## SHORT PROBLEM
Look through the data and write out every line with the word "answer" in it.

## PROVIDED INFORMATION
:::
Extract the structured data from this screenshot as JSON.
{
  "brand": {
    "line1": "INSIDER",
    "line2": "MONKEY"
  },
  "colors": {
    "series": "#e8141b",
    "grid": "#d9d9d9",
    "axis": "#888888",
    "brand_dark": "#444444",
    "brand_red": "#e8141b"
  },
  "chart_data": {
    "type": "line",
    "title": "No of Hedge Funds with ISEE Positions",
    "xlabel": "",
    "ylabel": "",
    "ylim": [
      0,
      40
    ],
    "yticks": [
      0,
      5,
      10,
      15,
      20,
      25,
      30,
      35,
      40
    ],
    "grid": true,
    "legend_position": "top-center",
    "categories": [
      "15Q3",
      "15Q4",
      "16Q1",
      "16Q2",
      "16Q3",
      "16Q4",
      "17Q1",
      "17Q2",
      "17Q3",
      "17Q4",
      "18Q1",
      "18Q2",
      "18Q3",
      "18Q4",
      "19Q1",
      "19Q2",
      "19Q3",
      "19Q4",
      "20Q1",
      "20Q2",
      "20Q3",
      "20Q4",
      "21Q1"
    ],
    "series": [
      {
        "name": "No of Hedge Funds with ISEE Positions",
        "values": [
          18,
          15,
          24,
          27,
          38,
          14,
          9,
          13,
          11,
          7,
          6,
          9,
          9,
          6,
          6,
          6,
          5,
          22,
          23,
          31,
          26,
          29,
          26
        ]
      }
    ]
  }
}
:::
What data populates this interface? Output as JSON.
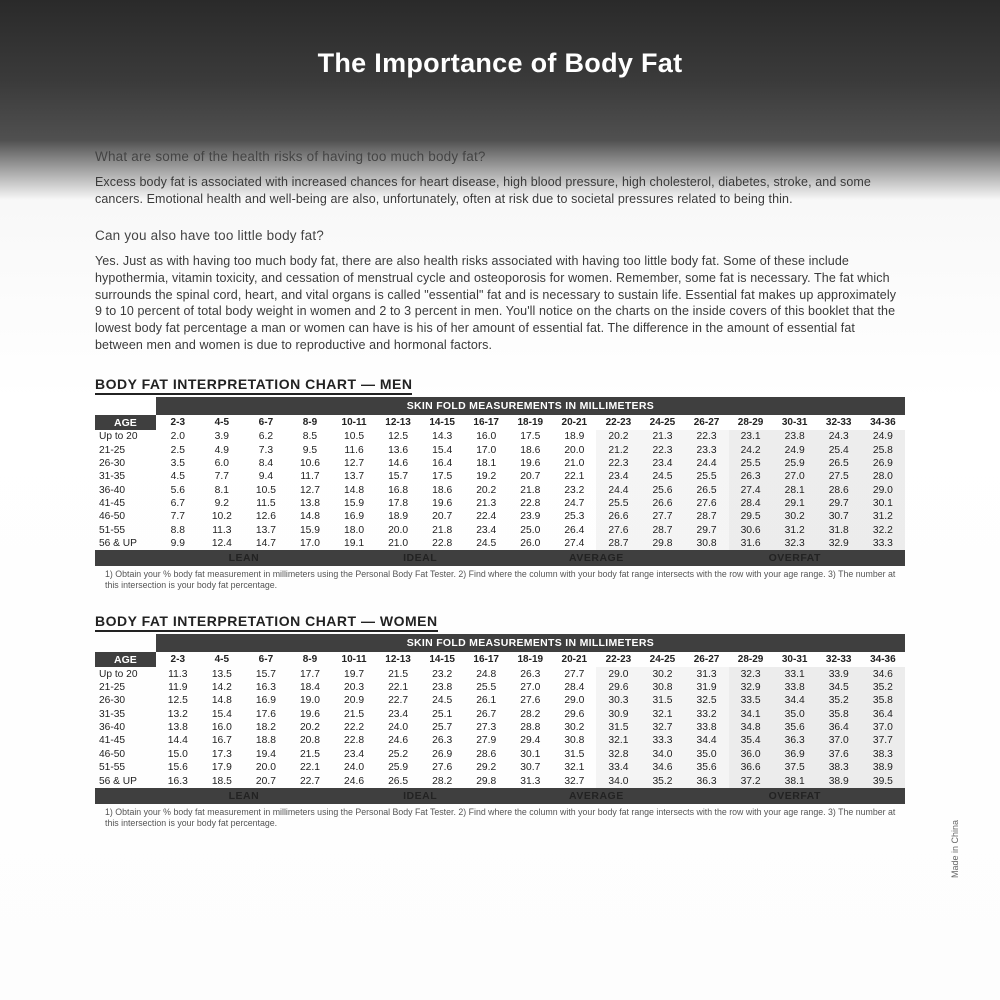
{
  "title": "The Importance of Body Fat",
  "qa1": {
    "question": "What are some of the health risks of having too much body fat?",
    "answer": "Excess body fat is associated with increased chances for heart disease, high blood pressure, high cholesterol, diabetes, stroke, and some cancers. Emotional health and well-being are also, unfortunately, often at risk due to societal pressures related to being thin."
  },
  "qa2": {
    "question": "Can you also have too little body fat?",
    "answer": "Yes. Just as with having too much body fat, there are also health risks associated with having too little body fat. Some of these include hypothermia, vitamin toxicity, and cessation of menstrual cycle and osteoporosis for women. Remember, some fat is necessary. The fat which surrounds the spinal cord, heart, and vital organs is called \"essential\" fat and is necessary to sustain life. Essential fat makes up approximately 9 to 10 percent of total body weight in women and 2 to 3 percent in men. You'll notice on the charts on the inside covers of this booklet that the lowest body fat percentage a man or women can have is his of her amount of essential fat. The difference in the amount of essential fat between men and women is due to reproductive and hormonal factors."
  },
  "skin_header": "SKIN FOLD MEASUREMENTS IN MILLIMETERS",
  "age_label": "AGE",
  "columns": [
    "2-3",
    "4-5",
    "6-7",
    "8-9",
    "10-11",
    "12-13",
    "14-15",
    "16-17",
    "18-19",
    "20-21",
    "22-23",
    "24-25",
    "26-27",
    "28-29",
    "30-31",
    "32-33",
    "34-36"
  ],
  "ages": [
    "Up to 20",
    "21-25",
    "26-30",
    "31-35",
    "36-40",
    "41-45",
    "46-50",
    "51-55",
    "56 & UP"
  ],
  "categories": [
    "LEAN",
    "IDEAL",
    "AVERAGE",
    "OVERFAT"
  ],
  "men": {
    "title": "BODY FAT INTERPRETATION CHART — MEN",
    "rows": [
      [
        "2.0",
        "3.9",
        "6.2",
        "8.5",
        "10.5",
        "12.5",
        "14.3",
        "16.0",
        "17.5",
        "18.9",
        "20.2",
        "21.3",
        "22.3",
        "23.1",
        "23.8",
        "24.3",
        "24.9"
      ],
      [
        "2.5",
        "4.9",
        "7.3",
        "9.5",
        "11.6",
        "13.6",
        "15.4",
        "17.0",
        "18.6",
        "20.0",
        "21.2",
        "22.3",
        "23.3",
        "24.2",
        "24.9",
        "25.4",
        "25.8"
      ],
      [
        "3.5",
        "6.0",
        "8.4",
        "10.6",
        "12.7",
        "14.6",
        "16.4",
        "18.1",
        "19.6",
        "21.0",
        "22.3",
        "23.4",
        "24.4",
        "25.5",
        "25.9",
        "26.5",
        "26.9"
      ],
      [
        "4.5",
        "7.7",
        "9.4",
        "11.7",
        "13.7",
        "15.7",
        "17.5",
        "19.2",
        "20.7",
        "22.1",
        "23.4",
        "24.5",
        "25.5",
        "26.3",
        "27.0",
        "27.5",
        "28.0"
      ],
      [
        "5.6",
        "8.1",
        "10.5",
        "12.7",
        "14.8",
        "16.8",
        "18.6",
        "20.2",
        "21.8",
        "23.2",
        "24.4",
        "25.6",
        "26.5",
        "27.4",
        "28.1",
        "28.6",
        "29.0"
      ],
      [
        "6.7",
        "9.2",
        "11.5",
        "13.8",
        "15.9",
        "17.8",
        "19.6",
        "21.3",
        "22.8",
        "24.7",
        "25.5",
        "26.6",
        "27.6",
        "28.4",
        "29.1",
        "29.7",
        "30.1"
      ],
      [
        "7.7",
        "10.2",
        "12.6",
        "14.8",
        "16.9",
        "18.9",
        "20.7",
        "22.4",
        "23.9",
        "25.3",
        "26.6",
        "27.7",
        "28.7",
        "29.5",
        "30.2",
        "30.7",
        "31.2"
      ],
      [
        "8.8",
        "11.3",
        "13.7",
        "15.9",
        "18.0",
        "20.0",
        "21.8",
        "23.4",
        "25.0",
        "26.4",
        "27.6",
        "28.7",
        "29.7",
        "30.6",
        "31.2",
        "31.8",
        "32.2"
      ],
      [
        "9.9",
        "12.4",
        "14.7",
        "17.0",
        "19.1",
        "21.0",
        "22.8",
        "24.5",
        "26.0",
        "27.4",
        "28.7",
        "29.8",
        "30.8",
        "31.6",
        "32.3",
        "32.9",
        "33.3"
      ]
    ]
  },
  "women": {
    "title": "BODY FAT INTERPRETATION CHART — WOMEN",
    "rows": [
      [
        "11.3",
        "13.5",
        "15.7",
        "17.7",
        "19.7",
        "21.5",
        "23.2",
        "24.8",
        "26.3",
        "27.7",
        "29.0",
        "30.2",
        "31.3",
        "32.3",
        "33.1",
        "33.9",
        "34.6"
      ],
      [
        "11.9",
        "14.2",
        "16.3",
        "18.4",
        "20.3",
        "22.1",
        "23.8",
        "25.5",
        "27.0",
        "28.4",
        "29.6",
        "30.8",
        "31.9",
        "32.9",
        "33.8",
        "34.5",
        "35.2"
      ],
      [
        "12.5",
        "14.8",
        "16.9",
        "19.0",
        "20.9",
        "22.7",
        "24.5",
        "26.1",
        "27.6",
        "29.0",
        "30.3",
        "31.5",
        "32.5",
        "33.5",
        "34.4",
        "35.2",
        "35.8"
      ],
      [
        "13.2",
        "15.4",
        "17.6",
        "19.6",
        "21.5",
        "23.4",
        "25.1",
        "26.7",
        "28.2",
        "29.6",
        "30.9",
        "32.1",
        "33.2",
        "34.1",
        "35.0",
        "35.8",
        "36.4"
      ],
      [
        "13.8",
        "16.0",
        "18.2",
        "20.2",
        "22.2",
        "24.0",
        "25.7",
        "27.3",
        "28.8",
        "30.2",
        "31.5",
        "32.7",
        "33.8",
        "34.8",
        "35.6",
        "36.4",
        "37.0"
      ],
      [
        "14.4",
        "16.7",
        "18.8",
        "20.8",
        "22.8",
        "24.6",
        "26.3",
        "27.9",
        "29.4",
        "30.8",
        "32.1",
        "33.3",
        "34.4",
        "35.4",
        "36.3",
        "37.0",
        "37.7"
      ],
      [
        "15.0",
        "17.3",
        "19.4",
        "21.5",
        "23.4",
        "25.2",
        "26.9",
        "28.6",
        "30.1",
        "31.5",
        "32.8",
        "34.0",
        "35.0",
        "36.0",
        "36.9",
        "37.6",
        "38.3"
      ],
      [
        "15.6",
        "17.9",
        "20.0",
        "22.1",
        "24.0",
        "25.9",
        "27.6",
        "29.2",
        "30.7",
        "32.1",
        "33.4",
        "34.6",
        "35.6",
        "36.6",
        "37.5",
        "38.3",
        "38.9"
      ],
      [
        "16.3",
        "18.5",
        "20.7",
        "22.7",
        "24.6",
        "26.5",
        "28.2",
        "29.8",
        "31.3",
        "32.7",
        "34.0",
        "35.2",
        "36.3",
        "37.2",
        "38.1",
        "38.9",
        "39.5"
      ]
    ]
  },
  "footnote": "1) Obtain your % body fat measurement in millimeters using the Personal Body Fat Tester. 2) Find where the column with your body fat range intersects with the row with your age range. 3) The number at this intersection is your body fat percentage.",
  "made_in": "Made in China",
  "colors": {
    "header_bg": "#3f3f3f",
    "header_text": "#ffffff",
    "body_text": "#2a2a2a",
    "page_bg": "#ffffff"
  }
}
:::
## EXERCISE RESULT
    "answer": "Excess body fat is associated with increased chances for heart disease, high blood pressure, high cholesterol, diabetes, stroke, and some cancers. Emotional health and well-being are also, unfortunately, often at risk due to societal pressures related to being thin."
    "answer": "Yes. Just as with having too much body fat, there are also health risks associated with having too little body fat. Some of these include hypothermia, vitamin toxicity, and cessation of menstrual cycle and osteoporosis for women. Remember, some fat is necessary. The fat which surrounds the spinal cord, heart, and vital organs is called \"essential\" fat and is necessary to sustain life. Essential fat makes up approximately 9 to 10 percent of total body weight in women and 2 to 3 percent in men. You'll notice on the charts on the inside covers of this booklet that the lowest body fat percentage a man or women can have is his of her amount of essential fat. The difference in the amount of essential fat between men and women is due to reproductive and hormonal factors."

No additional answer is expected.